What to do
All records should be reproduced verbatim.

——

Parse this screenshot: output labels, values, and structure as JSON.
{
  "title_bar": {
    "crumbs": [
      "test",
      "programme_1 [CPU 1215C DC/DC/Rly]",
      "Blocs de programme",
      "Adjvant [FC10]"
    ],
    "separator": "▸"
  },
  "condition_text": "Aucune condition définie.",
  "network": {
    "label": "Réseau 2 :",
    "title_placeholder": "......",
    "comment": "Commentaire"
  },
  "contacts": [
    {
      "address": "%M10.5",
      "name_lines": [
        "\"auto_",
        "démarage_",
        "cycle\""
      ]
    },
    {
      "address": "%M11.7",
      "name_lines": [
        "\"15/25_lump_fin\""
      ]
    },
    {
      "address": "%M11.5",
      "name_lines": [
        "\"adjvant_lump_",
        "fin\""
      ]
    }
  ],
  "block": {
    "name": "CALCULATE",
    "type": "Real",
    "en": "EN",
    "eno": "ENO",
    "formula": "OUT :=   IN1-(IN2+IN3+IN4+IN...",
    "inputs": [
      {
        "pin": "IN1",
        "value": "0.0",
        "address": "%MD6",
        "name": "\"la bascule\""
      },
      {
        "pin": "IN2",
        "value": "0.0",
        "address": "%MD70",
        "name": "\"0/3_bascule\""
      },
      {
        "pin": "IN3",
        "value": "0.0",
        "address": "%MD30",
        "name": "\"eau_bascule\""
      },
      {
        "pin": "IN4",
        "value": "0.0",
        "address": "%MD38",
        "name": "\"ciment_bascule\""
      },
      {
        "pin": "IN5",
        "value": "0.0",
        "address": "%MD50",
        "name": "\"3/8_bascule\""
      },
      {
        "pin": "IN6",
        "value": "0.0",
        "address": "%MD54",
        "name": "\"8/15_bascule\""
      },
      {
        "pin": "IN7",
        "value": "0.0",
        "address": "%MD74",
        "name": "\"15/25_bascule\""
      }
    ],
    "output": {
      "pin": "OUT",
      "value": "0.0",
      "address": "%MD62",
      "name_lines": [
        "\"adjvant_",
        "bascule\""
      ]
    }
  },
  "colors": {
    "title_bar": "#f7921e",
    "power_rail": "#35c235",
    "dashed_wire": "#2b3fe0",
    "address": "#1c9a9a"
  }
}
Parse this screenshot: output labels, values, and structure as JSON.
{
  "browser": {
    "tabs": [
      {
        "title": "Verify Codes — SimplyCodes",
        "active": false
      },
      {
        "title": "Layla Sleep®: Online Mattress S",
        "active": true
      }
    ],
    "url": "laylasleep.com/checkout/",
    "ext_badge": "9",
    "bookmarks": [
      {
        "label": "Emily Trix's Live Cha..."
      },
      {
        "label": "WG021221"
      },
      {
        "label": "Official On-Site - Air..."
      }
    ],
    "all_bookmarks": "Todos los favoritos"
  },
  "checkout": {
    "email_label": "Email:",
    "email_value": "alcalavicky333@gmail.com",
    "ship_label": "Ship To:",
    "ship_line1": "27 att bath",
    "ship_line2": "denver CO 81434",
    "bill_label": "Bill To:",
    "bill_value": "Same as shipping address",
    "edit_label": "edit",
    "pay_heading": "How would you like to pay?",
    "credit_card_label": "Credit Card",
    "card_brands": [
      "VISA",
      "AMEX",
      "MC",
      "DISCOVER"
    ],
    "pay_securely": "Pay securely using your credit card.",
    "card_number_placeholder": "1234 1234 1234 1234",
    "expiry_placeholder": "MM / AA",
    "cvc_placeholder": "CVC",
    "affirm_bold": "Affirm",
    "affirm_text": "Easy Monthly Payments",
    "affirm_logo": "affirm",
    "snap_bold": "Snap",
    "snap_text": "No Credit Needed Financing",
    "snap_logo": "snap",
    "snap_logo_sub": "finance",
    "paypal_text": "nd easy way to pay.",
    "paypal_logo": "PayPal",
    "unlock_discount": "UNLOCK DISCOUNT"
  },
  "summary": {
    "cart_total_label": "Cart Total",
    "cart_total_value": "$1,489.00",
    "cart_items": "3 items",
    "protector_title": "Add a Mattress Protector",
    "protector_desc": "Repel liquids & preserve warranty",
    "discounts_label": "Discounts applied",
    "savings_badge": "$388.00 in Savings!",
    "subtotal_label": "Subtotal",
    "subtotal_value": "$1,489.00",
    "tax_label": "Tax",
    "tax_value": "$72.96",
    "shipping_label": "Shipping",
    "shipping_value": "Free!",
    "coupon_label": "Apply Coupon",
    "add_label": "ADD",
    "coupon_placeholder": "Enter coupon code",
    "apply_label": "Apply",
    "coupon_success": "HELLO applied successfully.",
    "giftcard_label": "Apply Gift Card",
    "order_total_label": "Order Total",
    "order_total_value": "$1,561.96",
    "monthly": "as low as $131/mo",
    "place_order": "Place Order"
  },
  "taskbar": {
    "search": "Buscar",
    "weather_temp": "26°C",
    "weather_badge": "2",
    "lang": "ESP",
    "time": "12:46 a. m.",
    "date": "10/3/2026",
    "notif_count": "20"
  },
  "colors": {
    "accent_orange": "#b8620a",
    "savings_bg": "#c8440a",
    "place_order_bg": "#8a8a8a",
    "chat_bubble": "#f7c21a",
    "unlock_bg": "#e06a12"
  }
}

——

Response
Parse this screenshot: output labels, values, and structure as JSON.
{
  "title_bar": {
    "crumbs": [
      "test",
      "programme_1 [CPU 1215C DC/DC/Rly]",
      "Blocs de programme",
      "Adjvant [FC10]"
    ],
    "separator": "▸"
  },
  "condition_text": "Aucune condition définie.",
  "network": {
    "label": "Réseau 2 :",
    "title_placeholder": "......",
    "comment": "Commentaire"
  },
  "contacts": [
    {
      "address": "%M10.5",
      "name_lines": [
        "\"auto_",
        "démarage_",
        "cycle\""
      ]
    },
    {
      "address": "%M11.7",
      "name_lines": [
        "\"15/25_lump_fin\""
      ]
    },
    {
      "address": "%M11.5",
      "name_lines": [
        "\"adjvant_lump_",
        "fin\""
      ]
    }
  ],
  "block": {
    "name": "CALCULATE",
    "type": "Real",
    "en": "EN",
    "eno": "ENO",
    "formula": "OUT :=   IN1-(IN2+IN3+IN4+IN...",
    "inputs": [
      {
        "pin": "IN1",
        "value": "0.0",
        "address": "%MD6",
        "name": "\"la bascule\""
      },
      {
        "pin": "IN2",
        "value": "0.0",
        "address": "%MD70",
        "name": "\"0/3_bascule\""
      },
      {
        "pin": "IN3",
        "value": "0.0",
        "address": "%MD30",
        "name": "\"eau_bascule\""
      },
      {
        "pin": "IN4",
        "value": "0.0",
        "address": "%MD38",
        "name": "\"ciment_bascule\""
      },
      {
        "pin": "IN5",
        "value": "0.0",
        "address": "%MD50",
        "name": "\"3/8_bascule\""
      },
      {
        "pin": "IN6",
        "value": "0.0",
        "address": "%MD54",
        "name": "\"8/15_bascule\""
      },
      {
        "pin": "IN7",
        "value": "0.0",
        "address": "%MD74",
        "name": "\"15/25_bascule\""
      }
    ],
    "output": {
      "pin": "OUT",
      "value": "0.0",
      "address": "%MD62",
      "name_lines": [
        "\"adjvant_",
        "bascule\""
      ]
    }
  },
  "colors": {
    "title_bar": "#f7921e",
    "power_rail": "#35c235",
    "dashed_wire": "#2b3fe0",
    "address": "#1c9a9a"
  }
}
Parse this screenshot: output labels, values, and structure as JSON.
{
  "browser": {
    "tabs": [
      {
        "title": "Verify Codes — SimplyCodes",
        "active": false
      },
      {
        "title": "Layla Sleep®: Online Mattress S",
        "active": true
      }
    ],
    "url": "laylasleep.com/checkout/",
    "ext_badge": "9",
    "bookmarks": [
      {
        "label": "Emily Trix's Live Cha..."
      },
      {
        "label": "WG021221"
      },
      {
        "label": "Official On-Site - Air..."
      }
    ],
    "all_bookmarks": "Todos los favoritos"
  },
  "checkout": {
    "email_label": "Email:",
    "email_value": "alcalavicky333@gmail.com",
    "ship_label": "Ship To:",
    "ship_line1": "27 att bath",
    "ship_line2": "denver CO 81434",
    "bill_label": "Bill To:",
    "bill_value": "Same as shipping address",
    "edit_label": "edit",
    "pay_heading": "How would you like to pay?",
    "credit_card_label": "Credit Card",
    "card_brands": [
      "VISA",
      "AMEX",
      "MC",
      "DISCOVER"
    ],
    "pay_securely": "Pay securely using your credit card.",
    "card_number_placeholder": "1234 1234 1234 1234",
    "expiry_placeholder": "MM / AA",
    "cvc_placeholder": "CVC",
    "affirm_bold": "Affirm",
    "affirm_text": "Easy Monthly Payments",
    "affirm_logo": "affirm",
    "snap_bold": "Snap",
    "snap_text": "No Credit Needed Financing",
    "snap_logo": "snap",
    "snap_logo_sub": "finance",
    "paypal_text": "nd easy way to pay.",
    "paypal_logo": "PayPal",
    "unlock_discount": "UNLOCK DISCOUNT"
  },
  "summary": {
    "cart_total_label": "Cart Total",
    "cart_total_value": "$1,489.00",
    "cart_items": "3 items",
    "protector_title": "Add a Mattress Protector",
    "protector_desc": "Repel liquids & preserve warranty",
    "discounts_label": "Discounts applied",
    "savings_badge": "$388.00 in Savings!",
    "subtotal_label": "Subtotal",
    "subtotal_value": "$1,489.00",
    "tax_label": "Tax",
    "tax_value": "$72.96",
    "shipping_label": "Shipping",
    "shipping_value": "Free!",
    "coupon_label": "Apply Coupon",
    "add_label": "ADD",
    "coupon_placeholder": "Enter coupon code",
    "apply_label": "Apply",
    "coupon_success": "HELLO applied successfully.",
    "giftcard_label": "Apply Gift Card",
    "order_total_label": "Order Total",
    "order_total_value": "$1,561.96",
    "monthly": "as low as $131/mo",
    "place_order": "Place Order"
  },
  "taskbar": {
    "search": "Buscar",
    "weather_temp": "26°C",
    "weather_badge": "2",
    "lang": "ESP",
    "time": "12:46 a. m.",
    "date": "10/3/2026",
    "notif_count": "20"
  },
  "colors": {
    "accent_orange": "#b8620a",
    "savings_bg": "#c8440a",
    "place_order_bg": "#8a8a8a",
    "chat_bubble": "#f7c21a",
    "unlock_bg": "#e06a12"
  }
}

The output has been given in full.